_EXERCISE TEXT_:

- Born: 1949 (age 76–77)
- Education: McGill University University of Massachusetts
- Awards: BPS Barbara Wilson Lifetime Achievement Award (2013)
- Scientific career
- Fields: Cognitive neuroscience
- Workplaces: University College London Montreal Children's Hospital Great Ormond Street Hospital
- Thesis: Hemispheric specialization in congenitally deaf and hearing children and adolescents (1979)
- Doctoral advisor: Michael Corballis
- Website: iris.ucl.ac.uk/iris/browse/profile?upi=FVARG91

= Faraneh Vargha-Khadem =

Cognitive neuroscientist

Faraneh Vargha-Khadem (born 1949) is a British cognitive neuroscientist specializing in developmental amnesia among children. Faraneh was a part of the team that identified the FOXP2 gene, the so-called 'speech gene', that may explain why humans talk and chimps do not.

==Education==
Vargha-Khadem was educated at McGill University and the University of Massachusetts.

==Career and research==
She served as head of the clinical neuropsychology service at Great Ormond Street Hospital, and director of the centre for developmental cognitive neuroscience at University College London.

She was elected a Fellow of the Academy of Medical Sciences in 2000. Faraneh was the awarded the BPS Barbara Wilson Lifetime Achievement Award in 2013.

_PROBLEM A_: Condense the paragraph of the Faraneh Vargha-Khadem profile beginning "Faraneh Vargha-Khadem (born 1949) is a British" into a bulleted list that retains its main facts.
_PROBLEM B_: Reproduce the portion of the Faraneh Vargha-Khadem profile starting at "- Born: 1949" and ending at "and adolescents (1979)", with no changes.

Page segmentation data:

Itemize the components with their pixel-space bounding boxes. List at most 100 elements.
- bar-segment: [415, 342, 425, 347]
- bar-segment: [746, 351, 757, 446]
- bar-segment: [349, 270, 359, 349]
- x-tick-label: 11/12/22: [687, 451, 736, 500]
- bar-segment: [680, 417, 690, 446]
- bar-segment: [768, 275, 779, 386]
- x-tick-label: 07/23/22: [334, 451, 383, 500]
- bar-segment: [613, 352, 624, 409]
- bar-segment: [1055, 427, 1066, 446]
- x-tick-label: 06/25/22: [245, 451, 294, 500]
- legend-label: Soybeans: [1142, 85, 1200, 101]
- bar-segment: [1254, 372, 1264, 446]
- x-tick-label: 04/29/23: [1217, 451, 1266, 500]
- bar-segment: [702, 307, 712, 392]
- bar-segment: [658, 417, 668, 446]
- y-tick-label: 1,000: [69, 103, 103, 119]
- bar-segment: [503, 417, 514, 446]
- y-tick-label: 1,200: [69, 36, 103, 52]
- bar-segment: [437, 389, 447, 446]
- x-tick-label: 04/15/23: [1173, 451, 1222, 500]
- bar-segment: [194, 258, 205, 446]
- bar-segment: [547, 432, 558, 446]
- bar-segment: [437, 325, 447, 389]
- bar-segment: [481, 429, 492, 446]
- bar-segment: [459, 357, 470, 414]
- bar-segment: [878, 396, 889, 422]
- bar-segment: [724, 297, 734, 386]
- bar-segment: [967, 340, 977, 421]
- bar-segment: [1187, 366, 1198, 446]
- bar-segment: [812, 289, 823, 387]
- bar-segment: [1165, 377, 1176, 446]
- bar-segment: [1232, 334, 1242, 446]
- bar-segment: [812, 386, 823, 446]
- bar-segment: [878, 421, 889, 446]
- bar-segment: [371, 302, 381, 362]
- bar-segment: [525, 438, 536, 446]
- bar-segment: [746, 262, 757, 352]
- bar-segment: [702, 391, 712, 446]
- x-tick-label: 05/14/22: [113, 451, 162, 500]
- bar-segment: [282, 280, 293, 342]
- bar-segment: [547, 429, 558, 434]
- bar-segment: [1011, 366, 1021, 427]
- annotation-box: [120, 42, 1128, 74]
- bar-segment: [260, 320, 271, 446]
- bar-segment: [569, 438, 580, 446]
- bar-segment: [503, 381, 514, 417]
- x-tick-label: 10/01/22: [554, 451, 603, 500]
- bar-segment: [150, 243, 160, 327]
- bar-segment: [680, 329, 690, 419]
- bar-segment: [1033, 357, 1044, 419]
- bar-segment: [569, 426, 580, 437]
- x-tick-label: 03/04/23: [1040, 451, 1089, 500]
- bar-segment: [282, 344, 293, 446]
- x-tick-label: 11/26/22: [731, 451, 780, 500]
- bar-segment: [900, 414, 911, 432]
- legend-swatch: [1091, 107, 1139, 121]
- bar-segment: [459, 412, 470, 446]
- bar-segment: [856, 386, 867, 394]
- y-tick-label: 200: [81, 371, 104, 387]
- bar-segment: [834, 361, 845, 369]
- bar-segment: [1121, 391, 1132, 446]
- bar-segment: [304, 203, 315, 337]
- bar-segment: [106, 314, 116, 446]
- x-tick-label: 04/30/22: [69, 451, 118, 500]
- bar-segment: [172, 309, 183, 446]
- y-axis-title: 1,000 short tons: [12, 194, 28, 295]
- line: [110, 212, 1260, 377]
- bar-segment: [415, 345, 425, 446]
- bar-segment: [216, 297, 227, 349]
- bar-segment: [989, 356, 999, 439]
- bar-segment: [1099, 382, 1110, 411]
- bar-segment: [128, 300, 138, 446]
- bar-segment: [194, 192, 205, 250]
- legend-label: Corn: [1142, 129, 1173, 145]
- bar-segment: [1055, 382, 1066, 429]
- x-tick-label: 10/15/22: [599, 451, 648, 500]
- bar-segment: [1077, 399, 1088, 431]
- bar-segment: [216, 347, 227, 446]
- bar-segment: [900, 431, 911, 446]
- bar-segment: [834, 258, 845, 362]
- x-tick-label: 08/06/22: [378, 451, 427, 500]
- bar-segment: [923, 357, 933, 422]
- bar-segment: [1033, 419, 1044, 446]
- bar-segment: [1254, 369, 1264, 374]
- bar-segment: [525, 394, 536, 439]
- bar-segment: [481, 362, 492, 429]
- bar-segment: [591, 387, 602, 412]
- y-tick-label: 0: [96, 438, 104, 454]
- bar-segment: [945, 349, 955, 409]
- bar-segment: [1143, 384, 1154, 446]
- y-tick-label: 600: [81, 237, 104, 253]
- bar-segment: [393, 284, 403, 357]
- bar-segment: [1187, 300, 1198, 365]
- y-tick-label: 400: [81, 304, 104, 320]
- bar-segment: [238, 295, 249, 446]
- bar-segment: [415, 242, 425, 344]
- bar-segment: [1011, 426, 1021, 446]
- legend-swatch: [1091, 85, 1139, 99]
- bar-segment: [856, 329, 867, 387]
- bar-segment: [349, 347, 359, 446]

_EXERCISE ANSWER A_:
- Born 1949; British cognitive neuroscientist
- Specializes in developmental amnesia among children
- Was part of the team that identified the FOXP2 gene, the so-called "speech gene," which may explain why humans talk and chimps do not

_EXERCISE ANSWER B_:
- Born: 1949 (age 76–77)
- Education: McGill University University of Massachusetts
- Awards: BPS Barbara Wilson Lifetime Achievement Award (2013)
- Scientific career
- Fields: Cognitive neuroscience
- Workplaces: University College London Montreal Children's Hospital Great Ormond Street Hospital
- Thesis: Hemispheric specialization in congenitally deaf and hearing children and adolescents (1979)